--- Start of DATASET ROWS ---

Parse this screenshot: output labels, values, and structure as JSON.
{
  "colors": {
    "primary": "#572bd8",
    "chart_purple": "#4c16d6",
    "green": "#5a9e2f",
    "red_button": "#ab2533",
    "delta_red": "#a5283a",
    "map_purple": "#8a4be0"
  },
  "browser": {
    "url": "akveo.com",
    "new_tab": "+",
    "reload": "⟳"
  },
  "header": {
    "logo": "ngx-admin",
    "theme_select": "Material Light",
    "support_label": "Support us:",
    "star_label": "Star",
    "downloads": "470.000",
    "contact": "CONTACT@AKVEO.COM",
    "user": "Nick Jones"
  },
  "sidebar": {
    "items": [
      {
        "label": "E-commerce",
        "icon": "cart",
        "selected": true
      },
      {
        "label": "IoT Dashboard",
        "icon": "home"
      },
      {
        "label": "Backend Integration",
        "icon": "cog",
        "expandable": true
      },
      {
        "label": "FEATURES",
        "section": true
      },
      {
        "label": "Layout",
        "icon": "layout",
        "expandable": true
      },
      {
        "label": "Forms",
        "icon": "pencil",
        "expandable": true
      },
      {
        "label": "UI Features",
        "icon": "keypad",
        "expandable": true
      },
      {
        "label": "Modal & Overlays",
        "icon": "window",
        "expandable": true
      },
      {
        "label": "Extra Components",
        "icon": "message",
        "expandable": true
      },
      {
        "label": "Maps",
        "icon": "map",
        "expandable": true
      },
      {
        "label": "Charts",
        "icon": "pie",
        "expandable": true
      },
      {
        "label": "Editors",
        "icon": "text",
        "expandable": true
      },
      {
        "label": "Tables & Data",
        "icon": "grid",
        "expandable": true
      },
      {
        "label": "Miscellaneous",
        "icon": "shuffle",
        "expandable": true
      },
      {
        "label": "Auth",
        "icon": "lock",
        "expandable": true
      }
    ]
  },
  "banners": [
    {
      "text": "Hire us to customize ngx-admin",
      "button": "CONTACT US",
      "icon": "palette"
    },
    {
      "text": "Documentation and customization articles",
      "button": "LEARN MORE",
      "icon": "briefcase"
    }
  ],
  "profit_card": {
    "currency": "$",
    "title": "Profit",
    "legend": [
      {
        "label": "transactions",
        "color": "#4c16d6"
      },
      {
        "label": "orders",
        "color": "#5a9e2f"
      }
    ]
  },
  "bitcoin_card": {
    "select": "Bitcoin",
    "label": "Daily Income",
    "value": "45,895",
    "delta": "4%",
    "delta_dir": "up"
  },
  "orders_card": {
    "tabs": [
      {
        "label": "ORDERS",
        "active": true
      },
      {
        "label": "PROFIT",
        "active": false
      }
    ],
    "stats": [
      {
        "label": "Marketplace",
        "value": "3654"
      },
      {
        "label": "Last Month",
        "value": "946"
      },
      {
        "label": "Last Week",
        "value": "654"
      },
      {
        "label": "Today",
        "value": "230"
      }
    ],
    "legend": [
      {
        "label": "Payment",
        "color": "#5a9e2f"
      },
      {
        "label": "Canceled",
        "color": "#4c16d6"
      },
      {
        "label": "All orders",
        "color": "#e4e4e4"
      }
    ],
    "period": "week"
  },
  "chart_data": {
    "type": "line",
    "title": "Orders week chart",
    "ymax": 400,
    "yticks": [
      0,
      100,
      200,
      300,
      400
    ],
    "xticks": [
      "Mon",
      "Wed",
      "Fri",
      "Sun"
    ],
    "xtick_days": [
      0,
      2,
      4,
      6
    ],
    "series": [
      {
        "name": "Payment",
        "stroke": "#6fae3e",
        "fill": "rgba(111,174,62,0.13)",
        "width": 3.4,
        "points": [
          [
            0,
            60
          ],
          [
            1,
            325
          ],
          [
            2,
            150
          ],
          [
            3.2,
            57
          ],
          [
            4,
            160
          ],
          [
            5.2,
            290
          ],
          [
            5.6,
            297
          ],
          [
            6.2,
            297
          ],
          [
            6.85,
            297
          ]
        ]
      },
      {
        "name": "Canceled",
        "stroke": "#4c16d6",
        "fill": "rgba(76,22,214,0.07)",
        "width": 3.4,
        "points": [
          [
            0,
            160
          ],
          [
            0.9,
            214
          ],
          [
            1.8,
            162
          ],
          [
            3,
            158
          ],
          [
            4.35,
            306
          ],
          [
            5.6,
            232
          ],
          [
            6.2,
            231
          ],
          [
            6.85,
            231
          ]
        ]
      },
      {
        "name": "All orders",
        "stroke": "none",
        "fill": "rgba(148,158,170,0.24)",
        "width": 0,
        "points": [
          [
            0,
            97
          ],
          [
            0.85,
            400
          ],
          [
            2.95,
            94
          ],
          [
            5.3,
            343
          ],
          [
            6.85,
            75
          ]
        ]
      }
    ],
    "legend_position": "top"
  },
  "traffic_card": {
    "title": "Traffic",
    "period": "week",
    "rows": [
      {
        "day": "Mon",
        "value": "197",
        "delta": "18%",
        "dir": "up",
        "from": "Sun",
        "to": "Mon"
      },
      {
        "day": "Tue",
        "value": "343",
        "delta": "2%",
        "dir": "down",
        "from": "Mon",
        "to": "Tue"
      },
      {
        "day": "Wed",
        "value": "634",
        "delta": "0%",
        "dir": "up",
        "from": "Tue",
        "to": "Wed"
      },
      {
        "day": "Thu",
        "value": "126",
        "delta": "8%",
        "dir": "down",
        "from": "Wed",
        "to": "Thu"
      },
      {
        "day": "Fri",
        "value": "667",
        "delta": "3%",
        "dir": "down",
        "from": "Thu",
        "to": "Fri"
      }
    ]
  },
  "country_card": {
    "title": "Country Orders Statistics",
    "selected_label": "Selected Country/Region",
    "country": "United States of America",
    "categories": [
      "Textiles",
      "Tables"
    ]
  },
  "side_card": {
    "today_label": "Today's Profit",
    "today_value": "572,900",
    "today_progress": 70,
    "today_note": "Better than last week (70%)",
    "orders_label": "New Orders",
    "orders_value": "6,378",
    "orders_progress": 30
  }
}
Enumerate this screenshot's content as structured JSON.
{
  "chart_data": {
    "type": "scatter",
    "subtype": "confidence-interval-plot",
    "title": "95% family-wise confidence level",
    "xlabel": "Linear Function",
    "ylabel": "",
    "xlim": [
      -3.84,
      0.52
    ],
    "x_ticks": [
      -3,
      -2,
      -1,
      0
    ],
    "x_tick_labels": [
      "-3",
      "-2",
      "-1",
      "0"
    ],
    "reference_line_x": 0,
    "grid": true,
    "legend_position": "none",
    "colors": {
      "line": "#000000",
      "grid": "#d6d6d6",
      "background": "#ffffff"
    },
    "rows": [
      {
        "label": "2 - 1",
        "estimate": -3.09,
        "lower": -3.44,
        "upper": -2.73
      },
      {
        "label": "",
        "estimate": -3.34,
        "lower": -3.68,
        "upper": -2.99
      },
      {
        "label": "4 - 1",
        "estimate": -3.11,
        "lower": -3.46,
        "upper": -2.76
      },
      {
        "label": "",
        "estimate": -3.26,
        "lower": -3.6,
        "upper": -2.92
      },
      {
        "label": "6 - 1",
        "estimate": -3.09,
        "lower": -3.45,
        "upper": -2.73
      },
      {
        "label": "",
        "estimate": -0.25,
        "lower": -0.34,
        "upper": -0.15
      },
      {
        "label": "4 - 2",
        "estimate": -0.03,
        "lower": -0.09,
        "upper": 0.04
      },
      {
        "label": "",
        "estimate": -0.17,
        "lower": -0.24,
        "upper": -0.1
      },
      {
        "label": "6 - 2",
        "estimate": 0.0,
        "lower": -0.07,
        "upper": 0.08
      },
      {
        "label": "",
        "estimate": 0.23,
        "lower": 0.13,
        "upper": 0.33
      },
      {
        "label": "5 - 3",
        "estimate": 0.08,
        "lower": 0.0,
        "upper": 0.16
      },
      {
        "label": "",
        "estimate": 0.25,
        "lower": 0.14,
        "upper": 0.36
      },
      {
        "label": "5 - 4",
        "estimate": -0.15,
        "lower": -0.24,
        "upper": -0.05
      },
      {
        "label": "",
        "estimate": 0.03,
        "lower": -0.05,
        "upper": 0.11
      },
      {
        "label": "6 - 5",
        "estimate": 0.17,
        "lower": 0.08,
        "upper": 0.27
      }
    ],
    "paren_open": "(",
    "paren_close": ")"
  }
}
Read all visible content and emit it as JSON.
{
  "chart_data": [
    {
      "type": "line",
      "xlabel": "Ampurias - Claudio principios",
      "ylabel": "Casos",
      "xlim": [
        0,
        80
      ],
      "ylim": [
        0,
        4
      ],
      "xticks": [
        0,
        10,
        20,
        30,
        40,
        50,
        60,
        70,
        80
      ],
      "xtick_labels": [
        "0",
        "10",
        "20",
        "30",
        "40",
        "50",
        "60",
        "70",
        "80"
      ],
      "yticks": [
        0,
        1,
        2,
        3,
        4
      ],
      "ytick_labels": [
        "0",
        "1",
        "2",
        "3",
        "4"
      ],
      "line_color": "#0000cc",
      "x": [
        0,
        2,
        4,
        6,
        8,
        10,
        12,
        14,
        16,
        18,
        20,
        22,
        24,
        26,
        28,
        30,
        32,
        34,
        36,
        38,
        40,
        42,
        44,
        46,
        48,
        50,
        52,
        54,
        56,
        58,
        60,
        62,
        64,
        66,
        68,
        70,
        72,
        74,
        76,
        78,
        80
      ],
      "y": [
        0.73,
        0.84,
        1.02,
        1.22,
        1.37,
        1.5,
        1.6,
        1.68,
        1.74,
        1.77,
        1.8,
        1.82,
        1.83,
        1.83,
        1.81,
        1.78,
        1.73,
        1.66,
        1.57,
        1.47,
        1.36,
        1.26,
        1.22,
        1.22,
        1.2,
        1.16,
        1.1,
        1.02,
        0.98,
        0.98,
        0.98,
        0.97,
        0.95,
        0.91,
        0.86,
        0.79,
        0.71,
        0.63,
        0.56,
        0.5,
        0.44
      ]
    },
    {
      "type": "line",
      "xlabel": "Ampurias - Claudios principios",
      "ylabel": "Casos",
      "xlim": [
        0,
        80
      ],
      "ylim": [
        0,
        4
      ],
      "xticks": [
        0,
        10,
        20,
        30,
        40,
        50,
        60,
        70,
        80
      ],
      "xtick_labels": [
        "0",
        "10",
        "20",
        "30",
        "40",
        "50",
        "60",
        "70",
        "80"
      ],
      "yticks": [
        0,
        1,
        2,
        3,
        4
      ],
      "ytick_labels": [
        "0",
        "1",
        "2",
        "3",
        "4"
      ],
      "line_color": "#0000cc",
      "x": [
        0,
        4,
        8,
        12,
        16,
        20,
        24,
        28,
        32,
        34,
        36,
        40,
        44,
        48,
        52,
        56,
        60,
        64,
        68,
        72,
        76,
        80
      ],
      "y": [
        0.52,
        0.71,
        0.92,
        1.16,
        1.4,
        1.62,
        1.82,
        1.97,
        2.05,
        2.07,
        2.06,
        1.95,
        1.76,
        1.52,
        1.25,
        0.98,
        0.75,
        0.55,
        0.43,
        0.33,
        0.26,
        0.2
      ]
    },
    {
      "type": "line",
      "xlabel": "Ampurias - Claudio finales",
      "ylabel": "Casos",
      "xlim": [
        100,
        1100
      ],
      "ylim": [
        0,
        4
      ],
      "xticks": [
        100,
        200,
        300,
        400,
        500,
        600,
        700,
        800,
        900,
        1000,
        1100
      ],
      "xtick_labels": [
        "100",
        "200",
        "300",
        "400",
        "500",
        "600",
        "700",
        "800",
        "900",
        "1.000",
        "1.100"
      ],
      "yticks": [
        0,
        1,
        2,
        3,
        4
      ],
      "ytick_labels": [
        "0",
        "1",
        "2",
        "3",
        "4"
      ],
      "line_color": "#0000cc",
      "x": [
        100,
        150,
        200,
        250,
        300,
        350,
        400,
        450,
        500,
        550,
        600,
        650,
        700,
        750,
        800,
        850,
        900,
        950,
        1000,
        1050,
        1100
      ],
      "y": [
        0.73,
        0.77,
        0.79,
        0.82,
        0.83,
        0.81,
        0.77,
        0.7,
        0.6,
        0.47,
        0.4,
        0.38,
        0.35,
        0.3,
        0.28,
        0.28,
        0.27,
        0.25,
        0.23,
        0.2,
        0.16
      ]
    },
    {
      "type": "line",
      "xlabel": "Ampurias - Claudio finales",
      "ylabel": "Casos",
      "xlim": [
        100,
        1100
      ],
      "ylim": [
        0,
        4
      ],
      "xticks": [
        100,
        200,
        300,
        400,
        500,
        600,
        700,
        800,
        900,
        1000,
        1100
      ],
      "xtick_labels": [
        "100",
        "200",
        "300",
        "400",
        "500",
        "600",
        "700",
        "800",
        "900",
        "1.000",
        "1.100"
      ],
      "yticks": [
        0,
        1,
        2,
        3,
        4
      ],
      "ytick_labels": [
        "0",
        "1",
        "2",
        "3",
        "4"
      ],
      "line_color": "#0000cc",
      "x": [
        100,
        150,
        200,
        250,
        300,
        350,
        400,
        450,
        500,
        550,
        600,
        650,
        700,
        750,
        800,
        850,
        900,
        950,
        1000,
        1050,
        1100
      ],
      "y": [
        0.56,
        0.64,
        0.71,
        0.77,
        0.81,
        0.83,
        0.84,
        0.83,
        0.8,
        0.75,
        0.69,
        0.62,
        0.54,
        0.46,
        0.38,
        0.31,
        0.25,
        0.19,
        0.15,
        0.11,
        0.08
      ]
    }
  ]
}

--- End of DATASET ROWS ---

Work out how many lines above contain the word "CONTACT". Give only the number.

ANSWER TO THIS EXERCISE - 2